Count how many lines in the entries below contain the string "series", where case counts, and reply with that number alone.

####################

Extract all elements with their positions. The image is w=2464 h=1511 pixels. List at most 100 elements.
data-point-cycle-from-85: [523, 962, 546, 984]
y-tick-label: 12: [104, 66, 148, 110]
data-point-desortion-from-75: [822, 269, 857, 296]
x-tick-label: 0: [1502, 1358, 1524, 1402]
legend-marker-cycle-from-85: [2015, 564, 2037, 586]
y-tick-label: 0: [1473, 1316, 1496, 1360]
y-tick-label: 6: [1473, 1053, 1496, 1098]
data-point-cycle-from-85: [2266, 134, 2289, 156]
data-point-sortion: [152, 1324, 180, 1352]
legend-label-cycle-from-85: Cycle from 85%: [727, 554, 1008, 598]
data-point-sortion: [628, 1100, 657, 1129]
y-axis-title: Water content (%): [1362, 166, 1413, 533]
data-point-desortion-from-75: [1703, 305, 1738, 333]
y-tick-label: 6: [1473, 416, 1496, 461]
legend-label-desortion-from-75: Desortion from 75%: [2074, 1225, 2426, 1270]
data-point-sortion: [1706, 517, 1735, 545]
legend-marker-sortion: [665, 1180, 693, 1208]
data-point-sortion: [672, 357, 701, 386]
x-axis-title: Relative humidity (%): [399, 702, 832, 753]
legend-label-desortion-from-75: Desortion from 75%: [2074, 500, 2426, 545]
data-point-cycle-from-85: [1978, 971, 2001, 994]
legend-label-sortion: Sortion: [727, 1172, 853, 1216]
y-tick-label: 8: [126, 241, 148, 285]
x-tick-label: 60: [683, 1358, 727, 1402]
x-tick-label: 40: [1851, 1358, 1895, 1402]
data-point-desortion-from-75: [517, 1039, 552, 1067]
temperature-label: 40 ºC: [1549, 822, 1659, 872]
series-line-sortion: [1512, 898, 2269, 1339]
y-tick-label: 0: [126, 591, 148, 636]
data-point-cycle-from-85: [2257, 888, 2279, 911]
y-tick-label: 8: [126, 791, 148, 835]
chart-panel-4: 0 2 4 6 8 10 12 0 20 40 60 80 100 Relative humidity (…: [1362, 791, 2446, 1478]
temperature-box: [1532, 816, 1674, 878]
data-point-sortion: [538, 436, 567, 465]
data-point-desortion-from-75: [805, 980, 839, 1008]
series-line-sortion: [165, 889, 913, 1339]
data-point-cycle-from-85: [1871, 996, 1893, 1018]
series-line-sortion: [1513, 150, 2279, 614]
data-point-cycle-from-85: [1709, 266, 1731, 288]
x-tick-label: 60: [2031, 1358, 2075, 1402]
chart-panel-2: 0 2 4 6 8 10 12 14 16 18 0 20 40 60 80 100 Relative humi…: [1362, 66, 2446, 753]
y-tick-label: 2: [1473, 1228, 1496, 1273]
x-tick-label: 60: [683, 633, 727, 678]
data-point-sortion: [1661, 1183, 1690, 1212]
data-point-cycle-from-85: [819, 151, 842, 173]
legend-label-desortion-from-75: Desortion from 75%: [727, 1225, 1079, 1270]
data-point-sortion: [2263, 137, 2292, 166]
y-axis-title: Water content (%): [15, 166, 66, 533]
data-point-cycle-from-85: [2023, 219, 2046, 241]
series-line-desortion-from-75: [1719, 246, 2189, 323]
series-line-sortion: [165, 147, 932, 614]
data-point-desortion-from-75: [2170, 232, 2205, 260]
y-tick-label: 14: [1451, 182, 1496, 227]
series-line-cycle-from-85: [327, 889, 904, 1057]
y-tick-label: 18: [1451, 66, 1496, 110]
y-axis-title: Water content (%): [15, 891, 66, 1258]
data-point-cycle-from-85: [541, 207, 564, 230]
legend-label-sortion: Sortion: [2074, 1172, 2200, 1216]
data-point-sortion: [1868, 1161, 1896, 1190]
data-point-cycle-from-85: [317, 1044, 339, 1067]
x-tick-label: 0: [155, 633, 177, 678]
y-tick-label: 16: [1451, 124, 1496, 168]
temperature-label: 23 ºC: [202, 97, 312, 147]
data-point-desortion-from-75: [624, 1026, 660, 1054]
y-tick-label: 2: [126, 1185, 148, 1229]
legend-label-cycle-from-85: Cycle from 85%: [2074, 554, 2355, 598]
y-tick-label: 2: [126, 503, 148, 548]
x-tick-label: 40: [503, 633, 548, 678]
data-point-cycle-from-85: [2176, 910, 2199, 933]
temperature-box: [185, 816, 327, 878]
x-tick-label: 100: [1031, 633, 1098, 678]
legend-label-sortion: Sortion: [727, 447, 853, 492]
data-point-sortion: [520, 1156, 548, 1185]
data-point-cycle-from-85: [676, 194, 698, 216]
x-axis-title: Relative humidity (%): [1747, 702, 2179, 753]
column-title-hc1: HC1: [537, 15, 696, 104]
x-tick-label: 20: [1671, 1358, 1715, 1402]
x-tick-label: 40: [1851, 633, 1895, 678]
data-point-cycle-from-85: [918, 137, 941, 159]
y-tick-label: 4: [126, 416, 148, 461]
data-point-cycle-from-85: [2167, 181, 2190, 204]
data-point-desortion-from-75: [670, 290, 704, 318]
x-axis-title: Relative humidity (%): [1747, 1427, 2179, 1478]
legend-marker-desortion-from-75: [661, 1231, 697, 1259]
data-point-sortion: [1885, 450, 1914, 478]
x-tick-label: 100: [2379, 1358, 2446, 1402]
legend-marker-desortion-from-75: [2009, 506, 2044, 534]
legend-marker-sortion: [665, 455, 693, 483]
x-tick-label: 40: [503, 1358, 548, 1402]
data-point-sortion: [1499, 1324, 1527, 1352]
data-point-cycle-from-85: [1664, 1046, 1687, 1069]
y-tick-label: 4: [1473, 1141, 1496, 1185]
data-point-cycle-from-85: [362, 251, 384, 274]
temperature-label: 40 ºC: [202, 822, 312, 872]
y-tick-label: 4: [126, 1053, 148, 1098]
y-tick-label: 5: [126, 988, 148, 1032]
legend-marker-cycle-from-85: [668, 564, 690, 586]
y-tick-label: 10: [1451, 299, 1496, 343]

####################

Answer:
6